→ Selected passage
________

In AERC, you are given 24 hours for a 100, 12 hours for a 50 and 6 hours for a 25. You can do the math to figure out the time allowed for other distances. That is total time, meaning the hold times are included in this number.

How much actual saddle times can depend on the race, the person doing the riding, and/or the trail conditions. Some people are riding to win, some people are riding to finish, and sometimes everyone riding is slowed down by terrain or weather conditions.


How tiring it is for the rider also depends on many factors, first and foremost being your own physical fitness. I can still remember my first conditioning ride (a whole 6 miles) and thinking I wasn't going to be able to get off the horse, forget walk the next day. Now I think my body has decided I am crazy/abusive and has given up being sore, even after 100s. Is it possible to overwork muscles to the point they can't even produce lactic acid anymore? :lol:


----------



## Joe4d (Sep 1, 2011)

wow, phantom, not exactly instilling me with confidence. Only reason I hurt so bad at Leatherwood is I was determined to finish or die trying and ended up leading my horse 6 miles on foot on the last loop. But never had any issues riding distance on my gaited horse. I sure hope Emma is that special one in a million Walker. We shall see. Hope to have my hitch installed in my new truck and can start riding her get her in somewhat shape for an LD this winter.


----------



## phantomhorse13 (Feb 18, 2011)

Joe4d said:


> Only reason I hurt so bad at Leatherwood is I was determined to finish or die trying and ended up leading my horse 6 miles on foot on the last loop. But never had any issues riding distance on my gaited horse.


Again, I think its all what your body is used to. Just because I can comfortably ride Dream 100 miles doesn't make me think I could do the same on someone else's horse.. gaited or otherwise, each horse moves in its own way.

I also don't think I could walk 6 miles without being sore (mountain terrain or otherwise). Doesn't mean I wouldn't do it if I felt I needed to, but sure wouldn't be surprised when I was sore for days afterwards.

Hell, I spent 3 hours swimming in heavy surf in the ocean yesterday -- something I haven't done in years -- and I am sure feeling it this morning!


----------



## Splashstorm (Jul 10, 2012)

Are gaited horses much easier to ride?
_Posted via Mobile Device_


----------



## Celeste (Jul 3, 2011)

Splashstorm said:


> Are gaited horses much easier to ride?

________

→ Data section
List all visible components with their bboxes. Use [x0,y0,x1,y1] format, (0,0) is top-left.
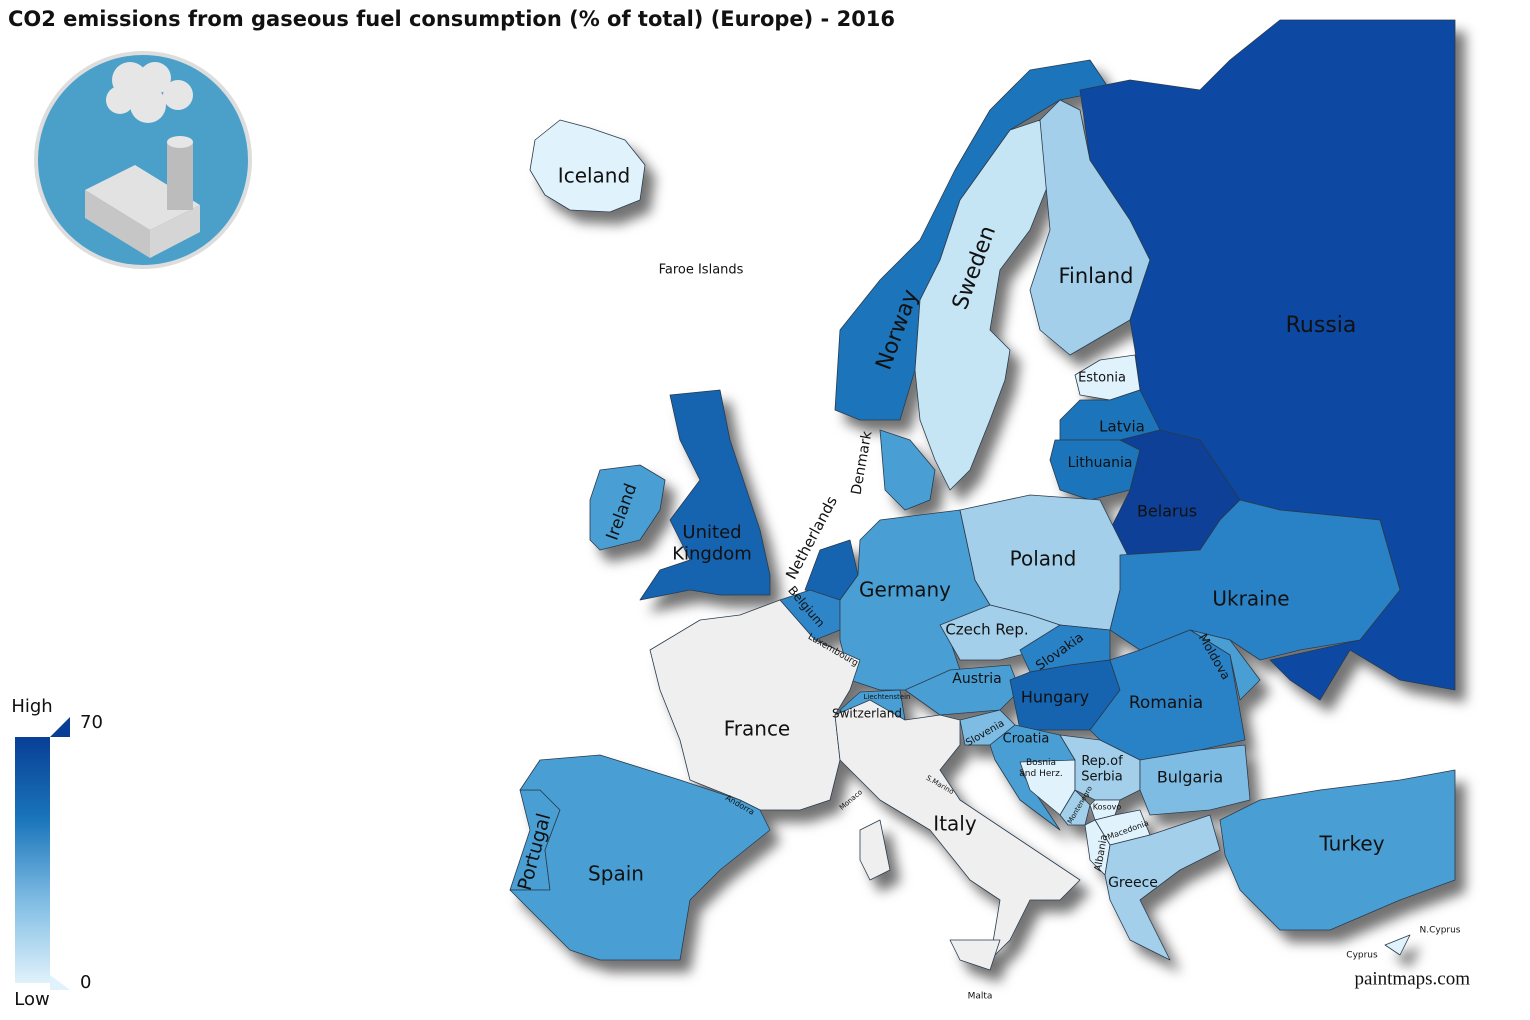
country-shape [879,429,936,511]
country-shape [639,389,771,601]
country-label: Belarus [1137,502,1197,521]
country-label: Austria [952,671,1001,687]
countries [509,19,1456,971]
country-label: Romania [1129,693,1203,713]
country-shape [989,724,1076,831]
country-shape [1104,814,1221,961]
country-label: Germany [859,578,951,602]
country-label: Monaco [838,788,864,812]
country-label: Bosnia and Herz. [1019,758,1062,779]
country-label: Lithuania [1068,455,1133,471]
country-label: Turkey [1318,832,1384,856]
legend-high: High [11,696,52,717]
country-label: Switzerland [832,707,902,721]
country-label: Kosovo [1093,803,1122,812]
country-shape [1059,789,1091,826]
legend-bar [15,737,50,983]
country-label: Latvia [1099,418,1145,436]
country-label: Malta [968,992,993,1002]
country-label: Italy [933,812,977,836]
country-label: Croatia [1003,732,1050,747]
legend-high-mark [50,717,70,737]
country-label: United Kingdom [672,522,752,565]
legend-low: Low [14,989,49,1010]
country-label: Faroe Islands [659,263,744,278]
country-label: Czech Rep. [945,621,1028,639]
country-label: N.Cyprus [1419,926,1460,936]
map-title: CO2 emissions from gaseous fuel consumpt… [8,7,895,31]
country-label: Estonia [1078,371,1126,386]
country-label-line: Kingdom [672,544,752,565]
country-label: Ukraine [1212,587,1289,611]
country-label: Iceland [558,164,630,188]
country-label: Finland [1058,264,1133,288]
country-shape [1109,499,1401,661]
country-label: Poland [1010,547,1077,571]
country-label: Spain [588,862,644,886]
legend-min: 0 [80,972,91,993]
legend-max: 70 [80,712,103,733]
country-shape [1384,934,1411,956]
country-label: Russia [1286,313,1357,338]
country-shape [859,819,891,881]
country-shape [1139,744,1251,816]
legend: High 70 0 Low [11,696,103,1010]
country-shape [1219,769,1456,931]
country-shape [529,119,646,213]
country-label-line: and Herz. [1019,768,1062,778]
country-label-line: Bosnia [1026,758,1056,768]
country-shape [949,939,1001,971]
credit: paintmaps.com [1354,968,1470,989]
country-label: France [724,717,791,741]
legend-low-mark [50,975,70,990]
country-label: Greece [1108,875,1158,891]
country-shape [914,119,1051,491]
country-label-line: Serbia [1081,769,1122,784]
country-label-line: United [682,522,741,543]
icon [34,51,252,269]
country-label: Cyprus [1346,951,1378,961]
country-label: Liechtenstein [863,693,910,701]
country-shape [1089,799,1121,821]
country-label: Rep.of Serbia [1081,754,1123,785]
country-shape [509,754,771,961]
country-label-line: Rep.of [1081,754,1123,769]
country-shape [834,699,1081,961]
country-label: Denmark [849,429,876,496]
country-label: Hungary [1021,688,1089,707]
country-label: Bulgaria [1157,768,1223,787]
country-shape [589,464,666,551]
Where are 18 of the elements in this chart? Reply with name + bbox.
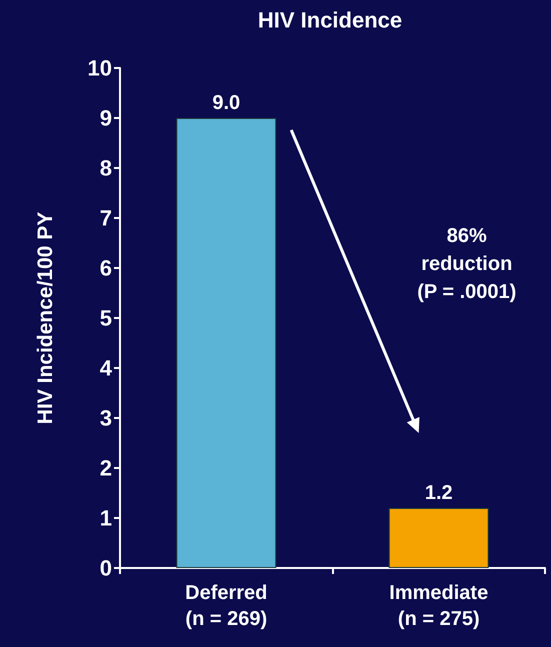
y-tick-label: 1	[100, 506, 112, 530]
y-tick-label: 5	[100, 306, 112, 330]
x-tick-label: Deferred (n = 269)	[185, 582, 268, 630]
y-tick-label: 0	[100, 556, 112, 580]
y-tick-label: 6	[100, 256, 112, 280]
x-tick-label: Immediate (n = 275)	[389, 582, 488, 630]
chart-title: HIV Incidence	[258, 8, 402, 32]
y-tick-label: 8	[100, 156, 112, 180]
y-tick-label: 3	[100, 406, 112, 430]
y-tick-label: 10	[88, 56, 112, 80]
y-tick-label: 9	[100, 106, 112, 130]
y-axis-title: HIV Incidence/100 PY	[34, 212, 57, 424]
y-tick-label: 7	[100, 206, 112, 230]
annotation: 86% reduction (P = .0001)	[417, 225, 516, 303]
y-tick-label: 2	[100, 456, 112, 480]
data-label: 1.2	[424, 482, 453, 504]
y-tick-label: 4	[100, 356, 113, 380]
data-label: 9.0	[212, 92, 240, 114]
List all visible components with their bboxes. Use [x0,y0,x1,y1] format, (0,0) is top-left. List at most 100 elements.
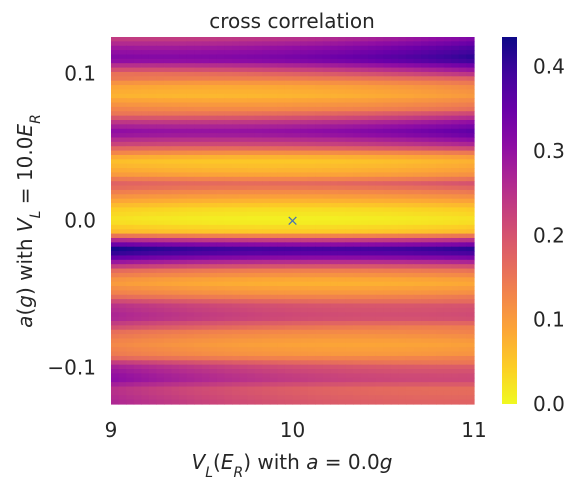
heatmap-cell [239,377,248,383]
heatmap-cell [436,211,445,217]
heatmap-cell [383,251,392,257]
heatmap-cell [141,102,150,108]
heatmap-cell [360,237,369,243]
heatmap-cell [360,320,369,326]
heatmap-cell [353,50,362,56]
heatmap-cell [239,303,248,309]
heatmap-cell [315,325,324,331]
heatmap-cell [216,334,226,340]
heatmap-cell [239,137,248,143]
heatmap-cell [148,67,157,73]
heatmap-cell [262,163,271,169]
heatmap-cell [292,203,301,208]
heatmap-cell [345,334,354,340]
heatmap-cell [405,220,415,226]
heatmap-cell [466,111,475,117]
heatmap-cell [405,211,415,217]
heatmap-cell [421,233,430,239]
marker-point: × [286,212,299,230]
heatmap-cell [300,342,309,348]
heatmap-cell [466,386,475,392]
heatmap-cell [118,382,127,388]
heatmap-cell [269,45,278,51]
heatmap-cell [194,329,203,335]
heatmap-cell [307,399,316,405]
heatmap-cell [277,233,286,239]
heatmap-cell [390,80,399,86]
heatmap-cell [398,216,407,222]
heatmap-cell [458,185,468,191]
heatmap-cell [451,259,460,265]
heatmap-cell [269,37,278,42]
heatmap-cell [247,80,256,86]
heatmap-cell [360,124,369,130]
heatmap-cell [421,220,430,226]
heatmap-cell [337,71,347,77]
heatmap-cell [390,120,399,125]
heatmap-cell [292,290,301,296]
heatmap-cell [254,211,263,217]
heatmap-cell [141,106,150,112]
heatmap-cell [118,85,127,91]
heatmap-cell [466,67,475,73]
heatmap-cell [330,137,339,143]
heatmap-cell [126,299,135,305]
heatmap-cell [201,220,210,226]
heatmap-cell [201,373,210,379]
heatmap-cell [360,281,369,287]
heatmap-cell [186,334,195,340]
heatmap-cell [232,50,241,56]
heatmap-cell [300,294,309,300]
heatmap-cell [247,251,256,257]
heatmap-cell [345,80,354,86]
heatmap-cell [163,377,173,383]
heatmap-cell [353,106,362,112]
heatmap-cell [300,390,309,396]
heatmap-cell [224,176,233,182]
heatmap-cell [443,50,452,56]
heatmap-cell [118,329,127,335]
heatmap-cell [133,63,142,69]
heatmap-cell [353,338,362,344]
heatmap-cell [383,294,392,300]
heatmap-cell [345,268,354,274]
heatmap-cell [224,316,233,322]
heatmap-cell [368,338,377,344]
heatmap-cell [315,133,324,139]
heatmap-cell [269,120,278,125]
heatmap-cell [277,299,286,305]
heatmap-cell [247,272,256,278]
heatmap-cell [383,54,392,60]
heatmap-cell [156,194,165,200]
heatmap-cell [232,268,241,274]
heatmap-cell [421,37,430,42]
heatmap-cell [292,351,301,357]
heatmap-cell [421,290,430,296]
heatmap-cell [277,364,286,370]
heatmap-cell [451,233,460,239]
heatmap-cell [458,259,468,265]
heatmap-cell [368,229,377,235]
heatmap-cell [398,198,407,204]
heatmap-cell [133,251,142,257]
heatmap-cell [368,137,377,143]
heatmap-cell [201,207,210,213]
heatmap-cell [368,106,377,112]
heatmap-cell [194,141,203,147]
heatmap-cell [133,211,142,217]
heatmap-cell [247,181,256,187]
heatmap-cell [224,334,233,340]
heatmap-cell [247,163,256,169]
heatmap-cell [368,163,377,169]
heatmap-cell [171,189,180,195]
heatmap-cell [405,386,415,392]
heatmap-cell [284,203,294,208]
heatmap-cell [421,329,430,335]
heatmap-cell [443,251,452,257]
heatmap-cell [269,224,278,230]
heatmap-cell [458,277,468,283]
heatmap-cell [375,189,384,195]
heatmap-cell [458,41,468,47]
heatmap-cell [186,220,195,226]
heatmap-cell [398,233,407,239]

________

→ Problem set
(A) According to the endurance riding thread, how much total time does AERC allow for a 50?
(B) Reproduce word for word the stretch of the endurance riding thread from "## Joe4d (Sep" through "(Feb 18, 2011)".

→ Answer set
(A) 12 hours, with hold times included.

(B)
## Joe4d (Sep 1, 2011)

wow, phantom, not exactly instilling me with confidence. Only reason I hurt so bad at Leatherwood is I was determined to finish or die trying and ended up leading my horse 6 miles on foot on the last loop. But never had any issues riding distance on my gaited horse. I sure hope Emma is that special one in a million Walker. We shall see. Hope to have my hitch installed in my new truck and can start riding her get her in somewhat shape for an LD this winter.


----------



## phantomhorse13 (Feb 18, 2011)